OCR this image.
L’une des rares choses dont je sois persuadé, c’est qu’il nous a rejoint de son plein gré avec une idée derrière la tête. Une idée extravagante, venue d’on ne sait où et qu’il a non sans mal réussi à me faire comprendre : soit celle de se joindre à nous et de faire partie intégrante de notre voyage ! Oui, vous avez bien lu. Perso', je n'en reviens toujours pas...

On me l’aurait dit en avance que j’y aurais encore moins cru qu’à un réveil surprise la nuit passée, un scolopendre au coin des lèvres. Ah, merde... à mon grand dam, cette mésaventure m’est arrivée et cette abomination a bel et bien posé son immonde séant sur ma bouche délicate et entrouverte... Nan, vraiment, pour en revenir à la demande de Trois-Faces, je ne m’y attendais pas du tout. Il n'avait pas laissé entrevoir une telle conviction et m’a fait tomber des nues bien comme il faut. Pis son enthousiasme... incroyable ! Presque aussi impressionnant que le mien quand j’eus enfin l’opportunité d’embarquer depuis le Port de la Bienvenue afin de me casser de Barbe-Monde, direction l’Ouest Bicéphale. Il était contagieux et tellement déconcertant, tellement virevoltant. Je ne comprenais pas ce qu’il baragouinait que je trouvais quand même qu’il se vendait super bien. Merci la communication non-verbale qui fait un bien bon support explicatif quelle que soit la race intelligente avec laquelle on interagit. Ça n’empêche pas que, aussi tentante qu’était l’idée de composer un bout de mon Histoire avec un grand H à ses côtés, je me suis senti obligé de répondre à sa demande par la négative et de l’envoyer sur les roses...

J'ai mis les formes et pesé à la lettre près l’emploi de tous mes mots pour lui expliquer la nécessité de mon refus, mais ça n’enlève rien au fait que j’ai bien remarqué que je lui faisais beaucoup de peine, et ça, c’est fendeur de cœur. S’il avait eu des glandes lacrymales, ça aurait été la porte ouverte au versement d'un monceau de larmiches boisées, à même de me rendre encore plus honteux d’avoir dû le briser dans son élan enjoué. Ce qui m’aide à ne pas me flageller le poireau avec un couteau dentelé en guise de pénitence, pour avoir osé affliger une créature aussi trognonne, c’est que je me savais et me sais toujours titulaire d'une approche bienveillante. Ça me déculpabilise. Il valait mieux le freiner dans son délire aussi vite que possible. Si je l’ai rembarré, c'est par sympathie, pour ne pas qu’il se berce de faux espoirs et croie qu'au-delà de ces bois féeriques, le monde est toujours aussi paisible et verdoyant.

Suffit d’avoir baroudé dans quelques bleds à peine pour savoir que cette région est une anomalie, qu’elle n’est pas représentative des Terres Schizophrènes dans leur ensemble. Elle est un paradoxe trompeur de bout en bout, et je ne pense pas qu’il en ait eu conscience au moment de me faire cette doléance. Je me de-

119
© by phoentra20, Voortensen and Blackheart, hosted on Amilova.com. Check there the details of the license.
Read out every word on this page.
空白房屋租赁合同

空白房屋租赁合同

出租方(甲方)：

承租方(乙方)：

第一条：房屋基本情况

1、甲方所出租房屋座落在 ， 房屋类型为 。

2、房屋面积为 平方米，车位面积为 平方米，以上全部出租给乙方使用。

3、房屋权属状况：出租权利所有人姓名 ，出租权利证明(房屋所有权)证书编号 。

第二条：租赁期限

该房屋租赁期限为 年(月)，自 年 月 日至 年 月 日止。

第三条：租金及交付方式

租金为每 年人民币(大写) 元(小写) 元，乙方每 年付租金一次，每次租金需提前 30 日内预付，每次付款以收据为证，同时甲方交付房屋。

• **The exercise**
Pull out all lines from the listing that contain the string "this".

• **Reply to the exercise**
OCR this image.
Read out every word on this page.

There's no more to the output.